Filter the records below and copy every line containing the word "page".

Raw data »
______________________________
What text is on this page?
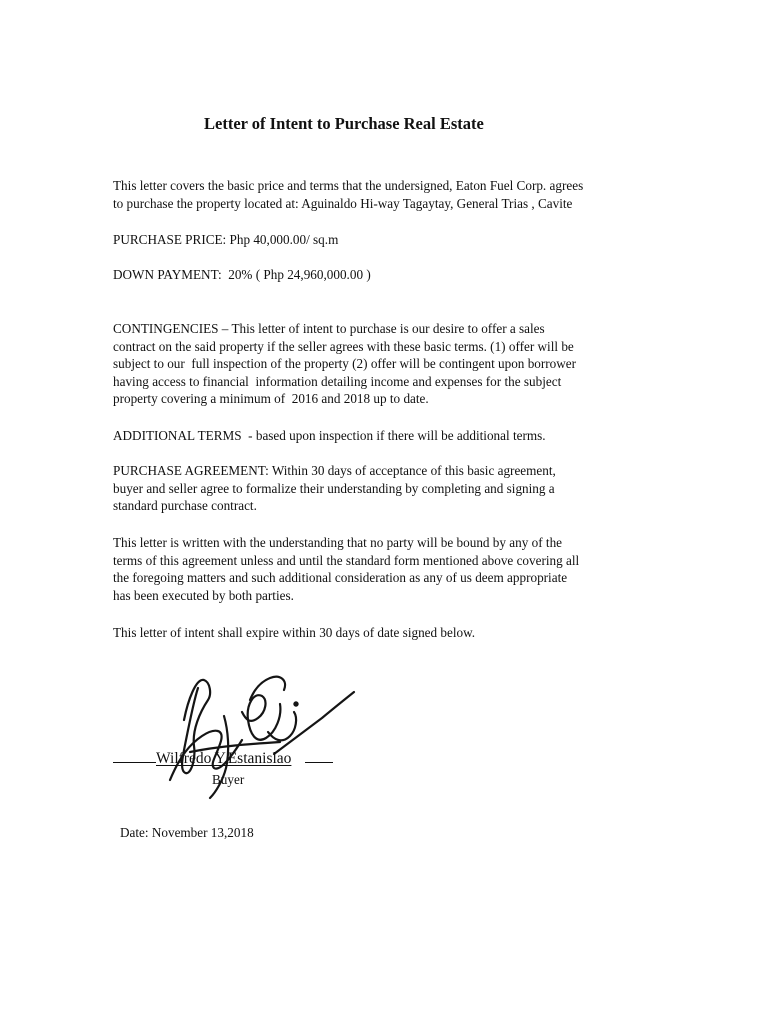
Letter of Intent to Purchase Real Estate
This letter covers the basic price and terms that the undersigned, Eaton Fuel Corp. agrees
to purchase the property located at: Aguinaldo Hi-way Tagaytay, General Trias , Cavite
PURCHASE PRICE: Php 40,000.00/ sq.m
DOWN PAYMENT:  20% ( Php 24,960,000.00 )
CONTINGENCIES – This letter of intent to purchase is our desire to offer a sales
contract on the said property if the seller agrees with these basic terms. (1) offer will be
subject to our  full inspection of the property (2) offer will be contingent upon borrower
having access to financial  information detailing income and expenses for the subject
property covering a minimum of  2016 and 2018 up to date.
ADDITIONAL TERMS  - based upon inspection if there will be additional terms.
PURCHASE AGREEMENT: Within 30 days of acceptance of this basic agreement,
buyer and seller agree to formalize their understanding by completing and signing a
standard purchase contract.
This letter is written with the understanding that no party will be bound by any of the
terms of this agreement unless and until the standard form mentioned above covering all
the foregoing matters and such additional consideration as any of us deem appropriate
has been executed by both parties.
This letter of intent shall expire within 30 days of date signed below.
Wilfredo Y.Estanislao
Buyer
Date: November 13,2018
______________________________
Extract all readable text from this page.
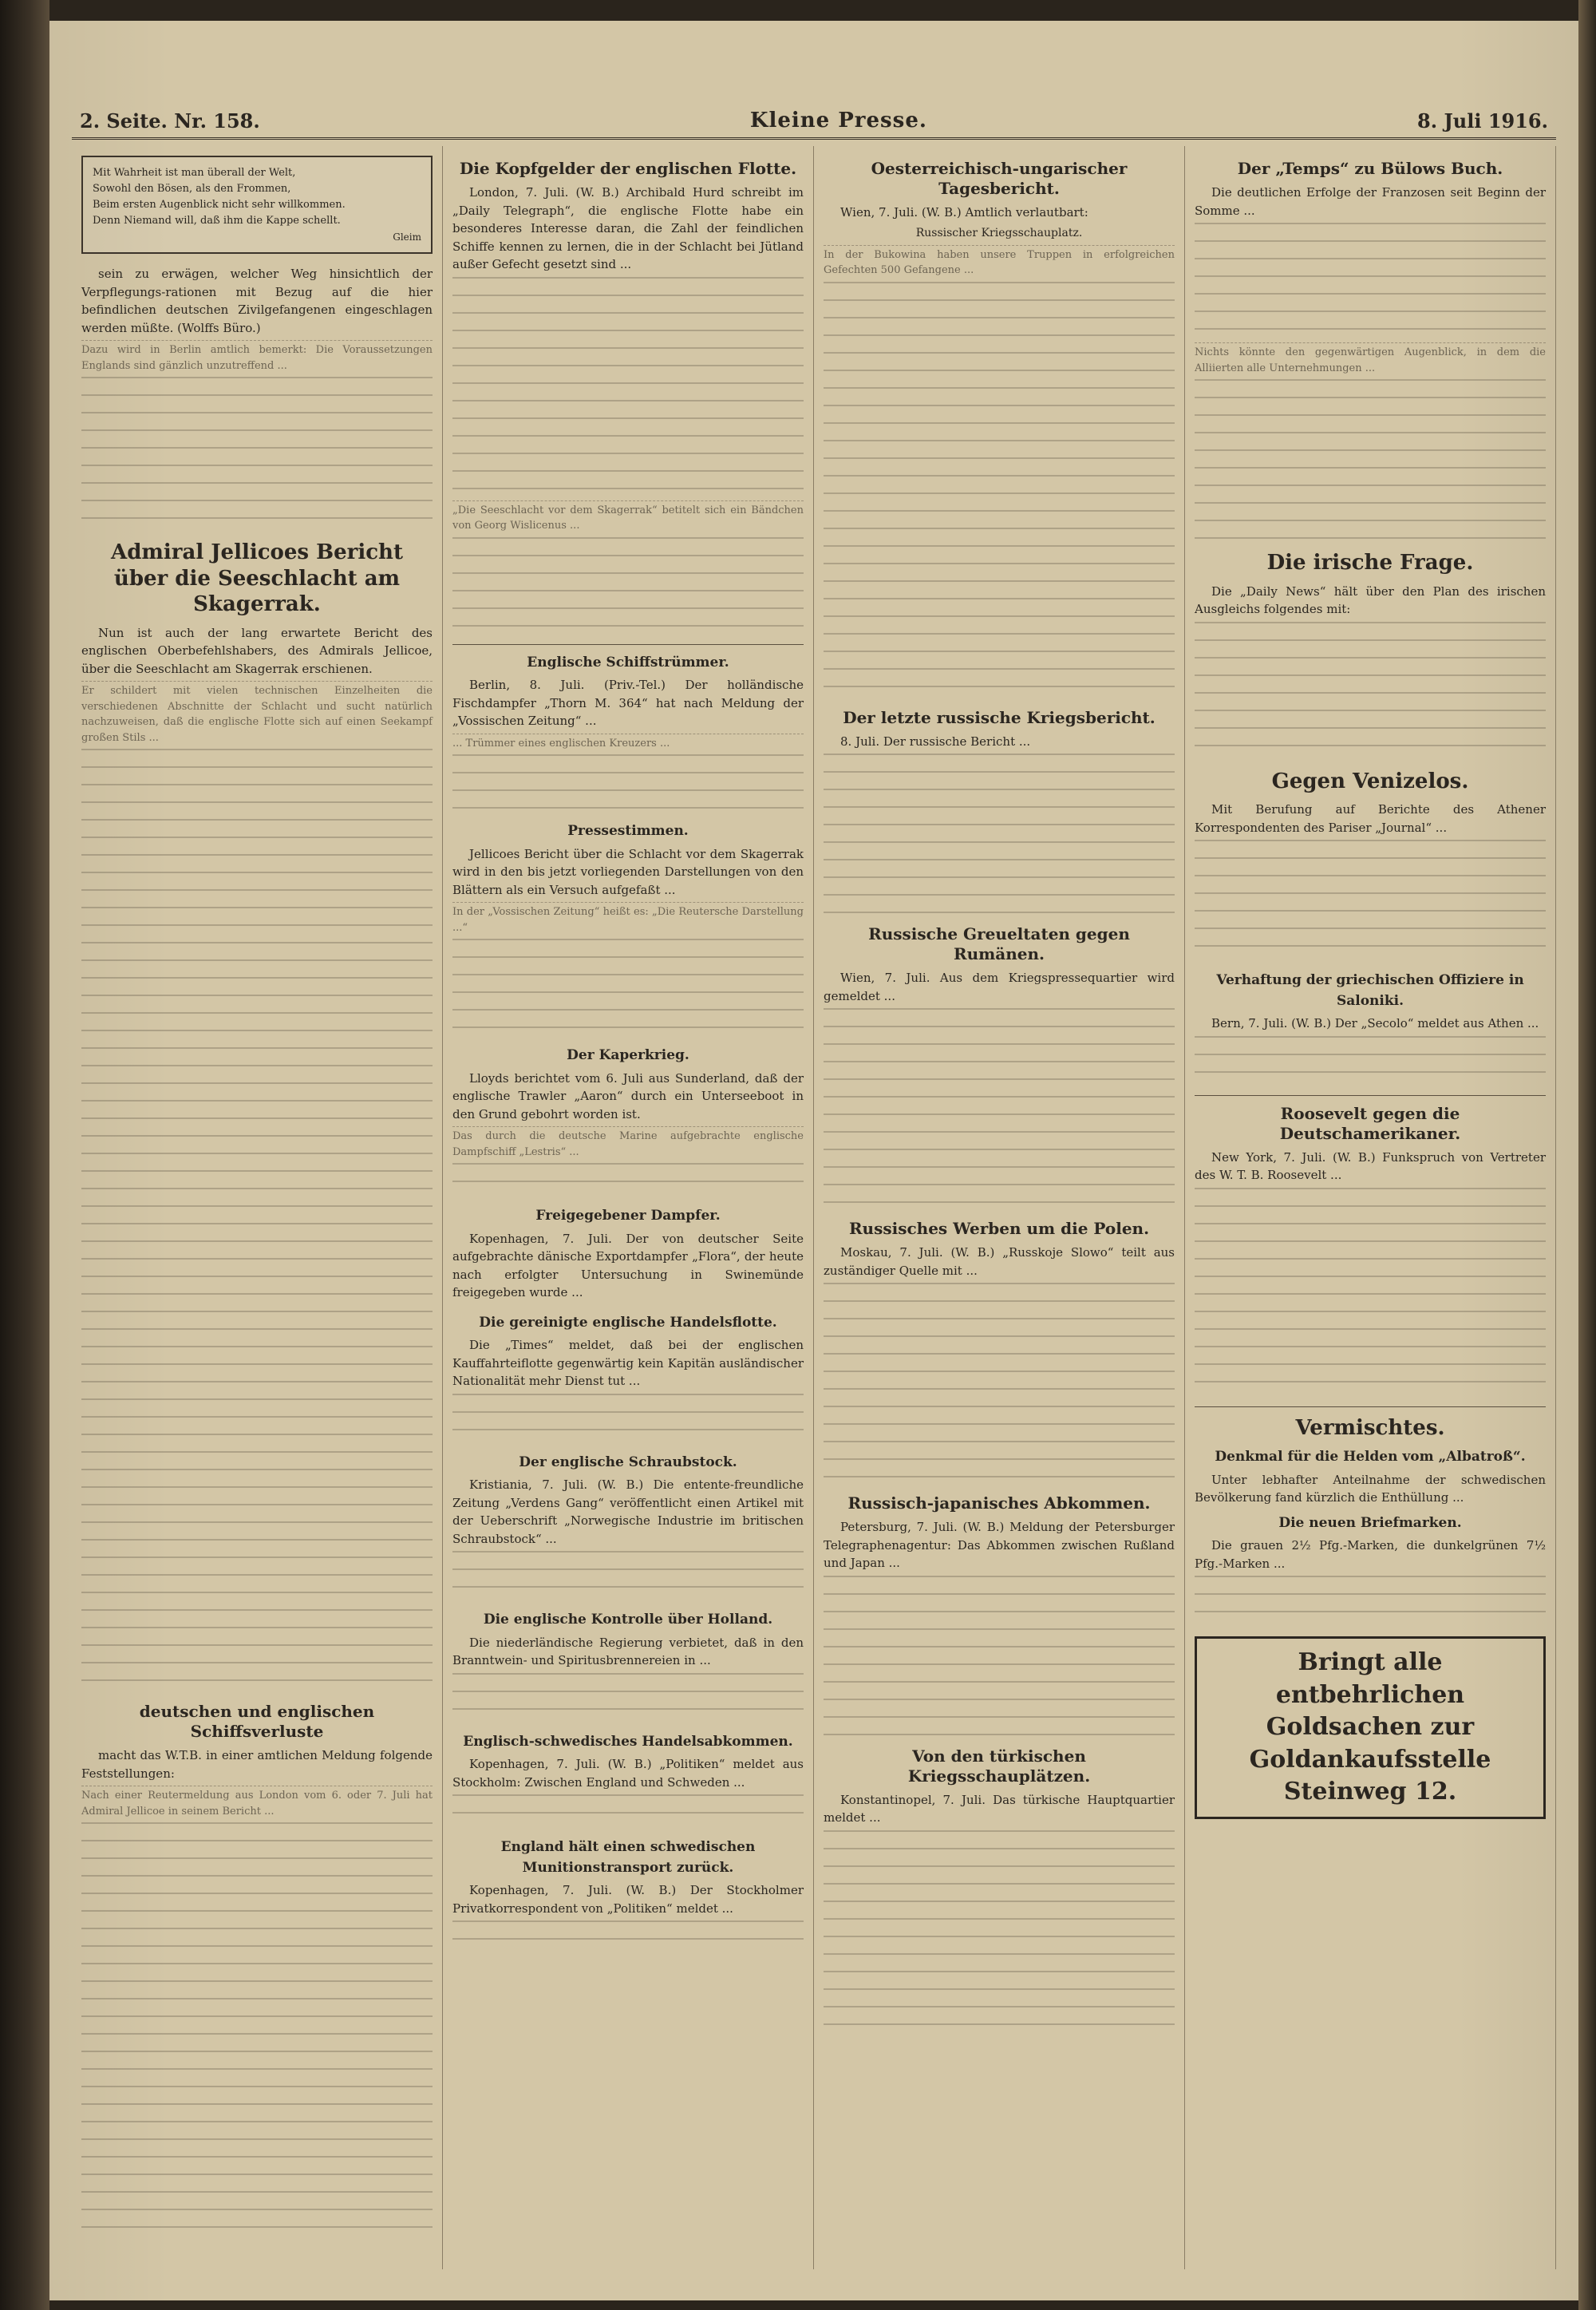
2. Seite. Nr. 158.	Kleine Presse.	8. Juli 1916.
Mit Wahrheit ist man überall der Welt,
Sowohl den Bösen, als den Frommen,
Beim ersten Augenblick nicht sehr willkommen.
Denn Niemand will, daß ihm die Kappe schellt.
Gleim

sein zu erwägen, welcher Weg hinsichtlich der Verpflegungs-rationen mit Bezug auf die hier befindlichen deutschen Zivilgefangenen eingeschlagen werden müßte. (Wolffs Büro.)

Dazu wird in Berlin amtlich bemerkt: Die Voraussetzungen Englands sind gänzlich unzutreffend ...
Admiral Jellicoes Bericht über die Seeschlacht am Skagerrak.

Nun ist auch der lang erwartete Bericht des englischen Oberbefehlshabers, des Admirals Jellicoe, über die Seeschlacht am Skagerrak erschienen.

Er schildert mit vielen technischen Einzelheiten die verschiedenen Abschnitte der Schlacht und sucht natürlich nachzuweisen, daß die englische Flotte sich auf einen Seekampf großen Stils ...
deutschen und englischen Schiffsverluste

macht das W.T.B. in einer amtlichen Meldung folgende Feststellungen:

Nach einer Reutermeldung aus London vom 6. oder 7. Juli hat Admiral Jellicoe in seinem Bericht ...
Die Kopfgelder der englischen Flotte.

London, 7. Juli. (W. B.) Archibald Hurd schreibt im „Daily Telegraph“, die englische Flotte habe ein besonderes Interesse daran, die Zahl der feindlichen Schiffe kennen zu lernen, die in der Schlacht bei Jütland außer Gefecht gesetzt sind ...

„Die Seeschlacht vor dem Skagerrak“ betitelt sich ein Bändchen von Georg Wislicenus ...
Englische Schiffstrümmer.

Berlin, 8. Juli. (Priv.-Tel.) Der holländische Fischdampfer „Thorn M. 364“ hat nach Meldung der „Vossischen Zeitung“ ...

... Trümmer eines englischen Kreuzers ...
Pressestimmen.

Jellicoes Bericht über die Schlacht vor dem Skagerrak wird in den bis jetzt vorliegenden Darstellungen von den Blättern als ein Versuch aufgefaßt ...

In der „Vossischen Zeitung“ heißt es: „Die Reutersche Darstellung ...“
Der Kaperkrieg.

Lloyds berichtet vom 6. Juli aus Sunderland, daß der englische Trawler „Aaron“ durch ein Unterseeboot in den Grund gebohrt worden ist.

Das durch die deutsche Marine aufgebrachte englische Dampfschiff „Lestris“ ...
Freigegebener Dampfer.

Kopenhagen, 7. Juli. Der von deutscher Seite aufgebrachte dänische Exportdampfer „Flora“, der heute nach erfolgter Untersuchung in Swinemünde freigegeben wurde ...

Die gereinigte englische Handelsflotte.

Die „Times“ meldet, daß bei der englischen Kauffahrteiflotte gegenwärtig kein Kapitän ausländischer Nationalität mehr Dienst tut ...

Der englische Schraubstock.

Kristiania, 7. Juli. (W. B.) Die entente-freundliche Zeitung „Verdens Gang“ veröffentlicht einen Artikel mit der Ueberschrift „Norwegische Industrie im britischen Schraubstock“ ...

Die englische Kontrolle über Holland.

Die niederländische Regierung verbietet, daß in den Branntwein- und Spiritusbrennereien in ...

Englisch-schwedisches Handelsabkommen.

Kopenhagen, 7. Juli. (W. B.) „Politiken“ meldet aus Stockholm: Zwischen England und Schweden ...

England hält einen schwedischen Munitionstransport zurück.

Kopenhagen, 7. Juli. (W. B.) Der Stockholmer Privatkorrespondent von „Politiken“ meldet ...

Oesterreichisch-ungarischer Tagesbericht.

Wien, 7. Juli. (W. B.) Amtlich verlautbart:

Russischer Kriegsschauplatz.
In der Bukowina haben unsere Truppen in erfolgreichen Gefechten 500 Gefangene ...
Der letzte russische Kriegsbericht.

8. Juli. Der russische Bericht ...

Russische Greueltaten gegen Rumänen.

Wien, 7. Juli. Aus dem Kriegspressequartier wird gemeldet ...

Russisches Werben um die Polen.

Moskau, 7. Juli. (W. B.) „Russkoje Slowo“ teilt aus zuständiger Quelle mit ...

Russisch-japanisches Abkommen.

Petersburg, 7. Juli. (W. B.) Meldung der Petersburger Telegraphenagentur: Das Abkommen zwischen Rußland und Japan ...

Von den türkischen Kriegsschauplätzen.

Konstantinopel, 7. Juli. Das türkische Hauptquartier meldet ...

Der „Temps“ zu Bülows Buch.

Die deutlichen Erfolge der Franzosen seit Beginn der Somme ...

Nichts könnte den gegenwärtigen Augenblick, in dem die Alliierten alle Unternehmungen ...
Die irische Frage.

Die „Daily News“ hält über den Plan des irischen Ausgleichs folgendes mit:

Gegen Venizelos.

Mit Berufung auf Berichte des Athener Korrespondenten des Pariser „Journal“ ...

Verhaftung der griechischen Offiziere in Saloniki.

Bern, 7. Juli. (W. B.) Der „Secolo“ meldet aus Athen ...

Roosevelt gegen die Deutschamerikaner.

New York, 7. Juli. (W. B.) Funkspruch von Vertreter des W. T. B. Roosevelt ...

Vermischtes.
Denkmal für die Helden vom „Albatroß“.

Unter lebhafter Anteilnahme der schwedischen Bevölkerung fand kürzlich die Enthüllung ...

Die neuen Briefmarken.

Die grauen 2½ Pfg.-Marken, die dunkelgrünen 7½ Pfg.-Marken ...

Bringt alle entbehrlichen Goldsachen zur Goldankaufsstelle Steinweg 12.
______________________________
Solved problem »
What text is on this page?
Extract all readable text from this page.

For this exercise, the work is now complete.